Records:
============================================================

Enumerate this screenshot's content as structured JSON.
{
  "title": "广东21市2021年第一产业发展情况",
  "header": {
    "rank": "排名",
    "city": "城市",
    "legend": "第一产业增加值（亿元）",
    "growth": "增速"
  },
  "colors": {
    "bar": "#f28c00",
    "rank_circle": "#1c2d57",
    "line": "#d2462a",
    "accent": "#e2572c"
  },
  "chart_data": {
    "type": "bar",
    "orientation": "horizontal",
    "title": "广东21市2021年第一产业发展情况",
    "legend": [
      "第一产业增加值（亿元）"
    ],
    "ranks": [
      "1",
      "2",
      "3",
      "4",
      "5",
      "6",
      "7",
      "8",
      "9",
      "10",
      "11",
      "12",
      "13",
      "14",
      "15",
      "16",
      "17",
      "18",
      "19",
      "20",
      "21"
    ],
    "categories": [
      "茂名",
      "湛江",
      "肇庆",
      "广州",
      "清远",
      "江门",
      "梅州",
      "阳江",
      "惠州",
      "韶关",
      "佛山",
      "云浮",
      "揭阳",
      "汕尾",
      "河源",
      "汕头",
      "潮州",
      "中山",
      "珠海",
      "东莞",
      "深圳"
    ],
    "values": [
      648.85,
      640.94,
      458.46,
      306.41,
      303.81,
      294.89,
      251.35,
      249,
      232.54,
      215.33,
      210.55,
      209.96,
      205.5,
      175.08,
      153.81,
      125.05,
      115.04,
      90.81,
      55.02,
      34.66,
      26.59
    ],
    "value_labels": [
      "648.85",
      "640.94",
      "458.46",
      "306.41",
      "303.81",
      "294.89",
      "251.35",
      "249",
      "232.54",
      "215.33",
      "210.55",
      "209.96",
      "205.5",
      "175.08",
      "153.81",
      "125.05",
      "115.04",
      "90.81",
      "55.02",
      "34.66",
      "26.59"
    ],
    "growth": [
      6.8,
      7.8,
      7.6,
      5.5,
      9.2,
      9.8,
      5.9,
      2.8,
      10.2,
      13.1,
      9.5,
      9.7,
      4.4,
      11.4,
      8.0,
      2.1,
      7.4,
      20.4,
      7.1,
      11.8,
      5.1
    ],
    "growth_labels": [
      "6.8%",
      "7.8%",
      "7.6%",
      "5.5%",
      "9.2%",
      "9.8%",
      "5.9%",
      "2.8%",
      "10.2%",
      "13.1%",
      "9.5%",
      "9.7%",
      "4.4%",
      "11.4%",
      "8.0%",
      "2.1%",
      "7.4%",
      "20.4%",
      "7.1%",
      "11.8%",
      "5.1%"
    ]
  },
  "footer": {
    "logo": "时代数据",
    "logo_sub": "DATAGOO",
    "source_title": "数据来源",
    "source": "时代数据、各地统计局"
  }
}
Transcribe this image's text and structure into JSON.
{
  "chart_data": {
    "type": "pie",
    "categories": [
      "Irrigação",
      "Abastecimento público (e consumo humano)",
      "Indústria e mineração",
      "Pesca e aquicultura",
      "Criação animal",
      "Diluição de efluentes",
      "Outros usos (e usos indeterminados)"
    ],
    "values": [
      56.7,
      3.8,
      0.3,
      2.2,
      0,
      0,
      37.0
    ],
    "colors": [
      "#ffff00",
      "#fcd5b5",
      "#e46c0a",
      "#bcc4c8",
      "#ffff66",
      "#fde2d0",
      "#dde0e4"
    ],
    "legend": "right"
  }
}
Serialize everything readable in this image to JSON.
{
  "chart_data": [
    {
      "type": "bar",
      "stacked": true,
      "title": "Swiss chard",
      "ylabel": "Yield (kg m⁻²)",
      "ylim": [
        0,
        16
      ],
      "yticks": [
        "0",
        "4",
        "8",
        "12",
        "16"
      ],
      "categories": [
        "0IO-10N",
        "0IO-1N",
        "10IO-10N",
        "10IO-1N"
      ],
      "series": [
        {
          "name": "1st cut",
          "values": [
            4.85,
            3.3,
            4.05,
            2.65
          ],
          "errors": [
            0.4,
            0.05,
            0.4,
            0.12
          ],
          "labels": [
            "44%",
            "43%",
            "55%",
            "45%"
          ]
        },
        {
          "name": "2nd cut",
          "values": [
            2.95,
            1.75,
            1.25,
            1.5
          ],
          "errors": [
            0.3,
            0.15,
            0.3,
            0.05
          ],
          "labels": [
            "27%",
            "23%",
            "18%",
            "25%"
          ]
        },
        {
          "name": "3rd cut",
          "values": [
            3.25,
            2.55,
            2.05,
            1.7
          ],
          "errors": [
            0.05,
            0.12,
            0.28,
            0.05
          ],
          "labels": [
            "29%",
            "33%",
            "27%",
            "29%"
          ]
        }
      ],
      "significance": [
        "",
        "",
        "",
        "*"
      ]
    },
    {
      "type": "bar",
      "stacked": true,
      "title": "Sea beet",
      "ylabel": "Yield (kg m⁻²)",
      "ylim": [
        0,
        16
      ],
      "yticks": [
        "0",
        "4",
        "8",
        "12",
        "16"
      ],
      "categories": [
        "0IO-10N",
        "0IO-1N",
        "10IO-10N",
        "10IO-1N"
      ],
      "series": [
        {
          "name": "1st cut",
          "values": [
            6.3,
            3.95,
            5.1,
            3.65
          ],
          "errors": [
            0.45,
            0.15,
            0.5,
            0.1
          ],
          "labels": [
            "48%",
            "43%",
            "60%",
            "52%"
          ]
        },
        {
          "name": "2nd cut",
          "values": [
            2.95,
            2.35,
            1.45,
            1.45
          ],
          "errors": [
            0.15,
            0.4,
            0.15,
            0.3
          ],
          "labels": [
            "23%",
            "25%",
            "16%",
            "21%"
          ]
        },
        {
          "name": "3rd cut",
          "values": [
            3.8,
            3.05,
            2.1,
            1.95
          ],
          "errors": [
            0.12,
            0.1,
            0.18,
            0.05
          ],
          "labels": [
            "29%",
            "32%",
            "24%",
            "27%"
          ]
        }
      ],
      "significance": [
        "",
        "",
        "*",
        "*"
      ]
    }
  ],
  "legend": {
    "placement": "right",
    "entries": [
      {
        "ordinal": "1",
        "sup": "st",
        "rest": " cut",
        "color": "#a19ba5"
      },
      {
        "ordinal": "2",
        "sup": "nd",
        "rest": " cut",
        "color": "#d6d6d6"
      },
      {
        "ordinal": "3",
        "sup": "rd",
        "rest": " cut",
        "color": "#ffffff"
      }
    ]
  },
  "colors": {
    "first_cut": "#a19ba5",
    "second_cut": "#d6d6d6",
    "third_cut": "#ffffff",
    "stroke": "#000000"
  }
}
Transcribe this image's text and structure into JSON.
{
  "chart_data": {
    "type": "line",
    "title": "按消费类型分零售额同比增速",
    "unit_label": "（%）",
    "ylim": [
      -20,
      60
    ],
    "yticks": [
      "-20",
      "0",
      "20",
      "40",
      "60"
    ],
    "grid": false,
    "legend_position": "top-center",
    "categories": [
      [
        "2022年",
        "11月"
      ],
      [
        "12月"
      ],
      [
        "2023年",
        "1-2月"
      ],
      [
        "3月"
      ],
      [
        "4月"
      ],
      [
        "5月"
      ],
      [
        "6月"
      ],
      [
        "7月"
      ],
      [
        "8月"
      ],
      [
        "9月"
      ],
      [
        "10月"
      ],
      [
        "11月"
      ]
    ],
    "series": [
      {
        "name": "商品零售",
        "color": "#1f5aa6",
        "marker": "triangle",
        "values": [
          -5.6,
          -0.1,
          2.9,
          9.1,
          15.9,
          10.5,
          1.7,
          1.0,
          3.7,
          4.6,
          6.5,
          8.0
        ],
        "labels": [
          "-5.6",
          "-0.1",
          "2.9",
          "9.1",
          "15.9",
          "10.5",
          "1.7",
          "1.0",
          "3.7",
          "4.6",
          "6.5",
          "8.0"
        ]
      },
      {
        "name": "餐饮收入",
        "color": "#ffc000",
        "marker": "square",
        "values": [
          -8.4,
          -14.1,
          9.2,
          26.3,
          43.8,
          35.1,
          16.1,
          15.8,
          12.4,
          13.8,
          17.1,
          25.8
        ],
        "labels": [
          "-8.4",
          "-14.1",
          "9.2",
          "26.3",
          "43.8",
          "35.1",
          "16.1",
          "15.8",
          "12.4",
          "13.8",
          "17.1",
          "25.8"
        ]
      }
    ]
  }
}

============================================================

• _The problem_: Sift the material for lines with the string "type". Copy each one found.

• _Written answer_:
    "type": "bar",
    "type": "pie",
      "type": "bar",
      "type": "bar",
    "type": "line",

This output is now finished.